Rows from a dataset
+--

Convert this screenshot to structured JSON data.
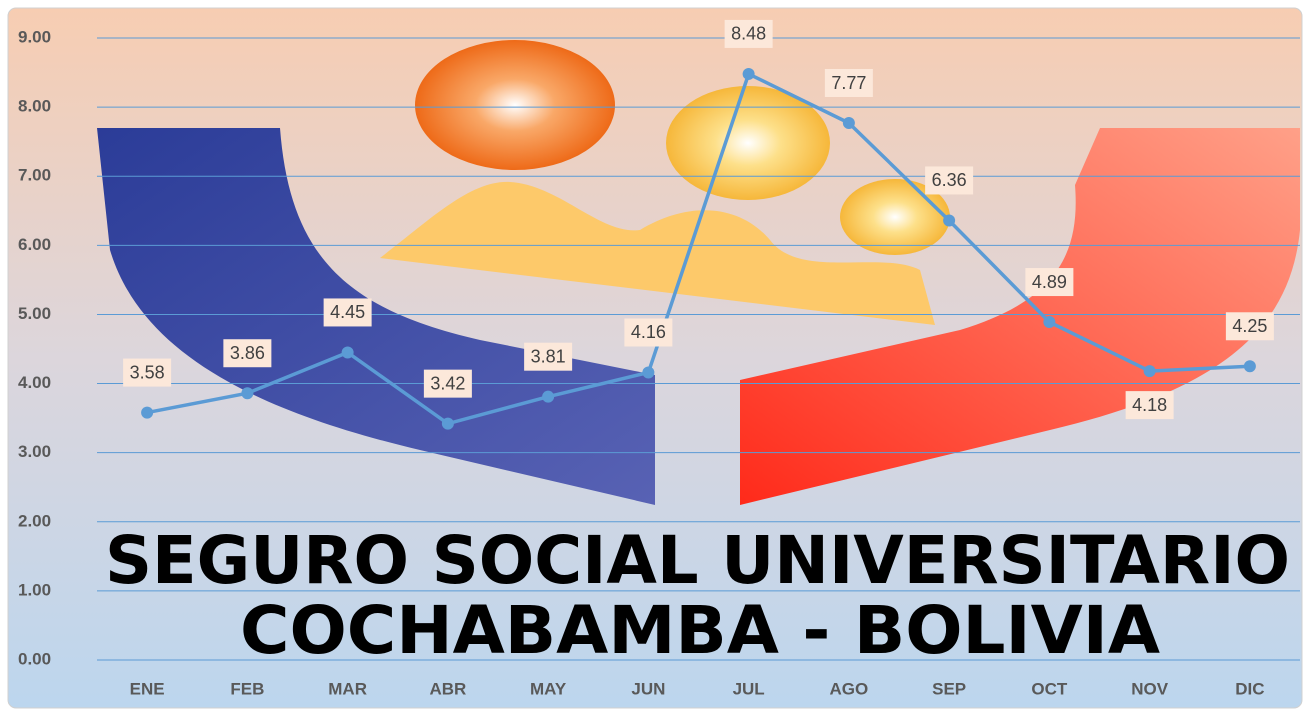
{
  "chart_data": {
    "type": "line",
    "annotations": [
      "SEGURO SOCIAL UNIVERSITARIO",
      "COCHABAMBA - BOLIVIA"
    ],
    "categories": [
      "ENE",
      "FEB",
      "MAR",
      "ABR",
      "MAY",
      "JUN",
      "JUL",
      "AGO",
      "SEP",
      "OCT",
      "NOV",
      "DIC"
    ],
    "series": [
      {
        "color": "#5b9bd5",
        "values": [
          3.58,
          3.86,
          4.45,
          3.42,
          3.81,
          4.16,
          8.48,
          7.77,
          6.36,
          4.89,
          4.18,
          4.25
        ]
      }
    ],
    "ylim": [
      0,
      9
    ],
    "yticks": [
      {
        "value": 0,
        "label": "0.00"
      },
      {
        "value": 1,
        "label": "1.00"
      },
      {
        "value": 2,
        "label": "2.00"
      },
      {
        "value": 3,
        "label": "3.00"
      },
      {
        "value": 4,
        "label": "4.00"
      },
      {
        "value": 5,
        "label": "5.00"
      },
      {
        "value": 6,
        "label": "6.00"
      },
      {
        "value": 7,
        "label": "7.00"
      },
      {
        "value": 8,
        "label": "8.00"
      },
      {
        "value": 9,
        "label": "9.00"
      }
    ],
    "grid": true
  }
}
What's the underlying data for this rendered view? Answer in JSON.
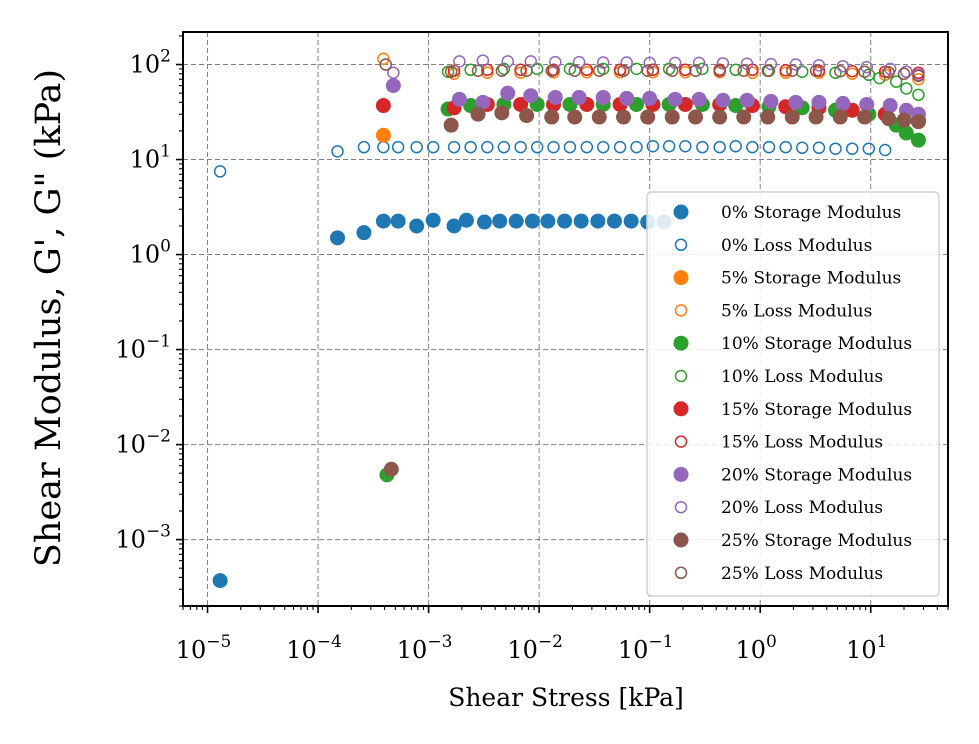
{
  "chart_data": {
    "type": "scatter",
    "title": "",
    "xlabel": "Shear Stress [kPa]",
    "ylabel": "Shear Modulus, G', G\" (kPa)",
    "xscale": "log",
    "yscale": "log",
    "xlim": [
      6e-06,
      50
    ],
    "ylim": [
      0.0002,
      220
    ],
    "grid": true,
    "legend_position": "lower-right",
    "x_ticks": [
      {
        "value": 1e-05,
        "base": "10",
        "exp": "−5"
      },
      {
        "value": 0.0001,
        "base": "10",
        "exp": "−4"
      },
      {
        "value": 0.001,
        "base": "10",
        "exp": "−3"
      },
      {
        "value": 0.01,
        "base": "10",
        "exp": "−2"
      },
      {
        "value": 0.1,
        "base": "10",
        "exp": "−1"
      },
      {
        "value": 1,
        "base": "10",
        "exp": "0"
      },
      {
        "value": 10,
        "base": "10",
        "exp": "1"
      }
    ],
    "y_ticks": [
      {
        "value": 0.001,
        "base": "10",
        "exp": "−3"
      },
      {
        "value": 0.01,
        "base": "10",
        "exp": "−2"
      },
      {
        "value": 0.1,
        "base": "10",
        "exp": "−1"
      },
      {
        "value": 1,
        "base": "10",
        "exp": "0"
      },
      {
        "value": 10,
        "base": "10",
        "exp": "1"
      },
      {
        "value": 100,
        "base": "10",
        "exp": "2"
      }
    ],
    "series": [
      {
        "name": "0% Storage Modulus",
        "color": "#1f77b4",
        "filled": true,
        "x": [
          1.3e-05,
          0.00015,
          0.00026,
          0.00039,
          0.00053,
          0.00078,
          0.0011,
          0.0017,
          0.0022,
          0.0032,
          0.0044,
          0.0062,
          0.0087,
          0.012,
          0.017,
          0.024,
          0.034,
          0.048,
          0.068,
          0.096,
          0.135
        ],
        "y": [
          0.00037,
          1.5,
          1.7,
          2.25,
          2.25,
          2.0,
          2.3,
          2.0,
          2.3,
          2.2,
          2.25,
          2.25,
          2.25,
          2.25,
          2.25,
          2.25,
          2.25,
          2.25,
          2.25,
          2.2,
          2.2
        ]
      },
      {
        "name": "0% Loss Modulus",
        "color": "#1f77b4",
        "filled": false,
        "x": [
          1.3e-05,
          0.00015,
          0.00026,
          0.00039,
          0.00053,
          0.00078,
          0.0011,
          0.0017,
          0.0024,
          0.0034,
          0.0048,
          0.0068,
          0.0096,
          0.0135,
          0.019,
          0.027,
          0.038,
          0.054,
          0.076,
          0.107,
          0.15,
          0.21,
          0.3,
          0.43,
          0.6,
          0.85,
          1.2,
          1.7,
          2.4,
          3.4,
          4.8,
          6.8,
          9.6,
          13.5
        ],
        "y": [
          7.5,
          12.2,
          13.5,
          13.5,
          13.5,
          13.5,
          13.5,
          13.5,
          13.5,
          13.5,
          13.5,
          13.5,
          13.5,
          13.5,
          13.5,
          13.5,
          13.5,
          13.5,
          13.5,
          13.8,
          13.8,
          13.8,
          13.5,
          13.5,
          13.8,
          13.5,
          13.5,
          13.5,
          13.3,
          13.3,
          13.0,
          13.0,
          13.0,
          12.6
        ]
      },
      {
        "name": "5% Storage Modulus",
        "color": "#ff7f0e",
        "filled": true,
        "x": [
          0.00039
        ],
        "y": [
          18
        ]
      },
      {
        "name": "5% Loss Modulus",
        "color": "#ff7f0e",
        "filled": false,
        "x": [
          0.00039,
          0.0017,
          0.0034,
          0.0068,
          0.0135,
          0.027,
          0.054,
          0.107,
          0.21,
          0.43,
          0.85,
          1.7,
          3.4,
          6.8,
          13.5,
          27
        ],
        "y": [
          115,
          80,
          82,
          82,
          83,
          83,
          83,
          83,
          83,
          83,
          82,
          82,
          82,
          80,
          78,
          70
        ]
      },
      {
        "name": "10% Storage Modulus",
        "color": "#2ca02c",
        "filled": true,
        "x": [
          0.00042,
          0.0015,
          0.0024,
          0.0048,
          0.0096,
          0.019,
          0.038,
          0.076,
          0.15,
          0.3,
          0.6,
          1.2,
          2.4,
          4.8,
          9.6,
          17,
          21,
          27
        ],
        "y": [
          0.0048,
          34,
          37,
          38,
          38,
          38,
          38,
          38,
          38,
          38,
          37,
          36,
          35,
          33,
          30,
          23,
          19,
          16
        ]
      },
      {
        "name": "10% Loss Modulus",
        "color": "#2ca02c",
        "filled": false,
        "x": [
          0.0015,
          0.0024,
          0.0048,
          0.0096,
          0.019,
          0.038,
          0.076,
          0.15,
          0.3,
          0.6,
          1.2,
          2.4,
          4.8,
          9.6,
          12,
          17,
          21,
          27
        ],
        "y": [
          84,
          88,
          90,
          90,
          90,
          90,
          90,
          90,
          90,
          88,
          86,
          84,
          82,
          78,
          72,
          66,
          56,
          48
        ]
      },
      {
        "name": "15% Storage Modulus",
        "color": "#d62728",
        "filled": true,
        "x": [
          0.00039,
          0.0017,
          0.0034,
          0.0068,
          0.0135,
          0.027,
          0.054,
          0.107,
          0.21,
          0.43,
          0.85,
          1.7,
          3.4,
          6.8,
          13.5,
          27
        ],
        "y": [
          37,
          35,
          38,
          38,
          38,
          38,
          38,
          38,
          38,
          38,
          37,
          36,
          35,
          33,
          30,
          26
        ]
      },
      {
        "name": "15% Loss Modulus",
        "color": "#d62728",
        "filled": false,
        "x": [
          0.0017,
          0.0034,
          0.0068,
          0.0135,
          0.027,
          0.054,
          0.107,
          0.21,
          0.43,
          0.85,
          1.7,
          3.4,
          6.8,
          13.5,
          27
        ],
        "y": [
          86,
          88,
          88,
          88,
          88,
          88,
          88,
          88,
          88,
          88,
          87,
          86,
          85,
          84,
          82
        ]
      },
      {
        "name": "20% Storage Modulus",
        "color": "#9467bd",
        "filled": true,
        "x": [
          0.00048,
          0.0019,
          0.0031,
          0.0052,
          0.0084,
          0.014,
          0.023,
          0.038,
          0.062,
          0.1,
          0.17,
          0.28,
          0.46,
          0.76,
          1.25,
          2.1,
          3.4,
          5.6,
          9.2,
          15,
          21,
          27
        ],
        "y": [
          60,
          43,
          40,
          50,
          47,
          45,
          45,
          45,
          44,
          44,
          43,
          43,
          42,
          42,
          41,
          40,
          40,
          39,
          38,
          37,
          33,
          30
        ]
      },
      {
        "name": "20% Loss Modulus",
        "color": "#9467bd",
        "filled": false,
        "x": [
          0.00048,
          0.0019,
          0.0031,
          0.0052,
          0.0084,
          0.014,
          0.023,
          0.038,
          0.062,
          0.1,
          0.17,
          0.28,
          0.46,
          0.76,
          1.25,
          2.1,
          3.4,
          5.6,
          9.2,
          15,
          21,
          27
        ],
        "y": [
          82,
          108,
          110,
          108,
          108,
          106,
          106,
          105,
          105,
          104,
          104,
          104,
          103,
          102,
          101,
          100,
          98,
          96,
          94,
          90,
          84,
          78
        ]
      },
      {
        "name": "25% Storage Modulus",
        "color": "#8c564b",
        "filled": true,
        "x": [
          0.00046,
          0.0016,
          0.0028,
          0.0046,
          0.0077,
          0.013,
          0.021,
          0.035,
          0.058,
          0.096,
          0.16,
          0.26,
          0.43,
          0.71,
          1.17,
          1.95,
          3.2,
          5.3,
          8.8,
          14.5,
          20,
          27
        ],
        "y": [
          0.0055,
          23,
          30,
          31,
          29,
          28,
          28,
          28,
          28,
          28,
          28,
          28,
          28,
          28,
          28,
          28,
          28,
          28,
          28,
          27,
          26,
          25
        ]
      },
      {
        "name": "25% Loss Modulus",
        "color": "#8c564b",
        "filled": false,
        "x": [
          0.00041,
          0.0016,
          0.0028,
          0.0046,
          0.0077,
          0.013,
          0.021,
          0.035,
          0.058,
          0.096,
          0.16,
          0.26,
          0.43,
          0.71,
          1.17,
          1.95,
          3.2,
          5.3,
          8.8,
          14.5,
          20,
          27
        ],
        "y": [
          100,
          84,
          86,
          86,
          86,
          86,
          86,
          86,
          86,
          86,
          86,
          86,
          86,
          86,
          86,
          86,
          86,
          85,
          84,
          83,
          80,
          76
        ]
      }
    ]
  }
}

+--

REQUIRED WORK:
Take each line of the material that contains the word "this" and list it.

WRITTEN RESPONSE:
Convert this screenshot to structured JSON data.
What's the underlying data for this rendered view? Answer in JSON.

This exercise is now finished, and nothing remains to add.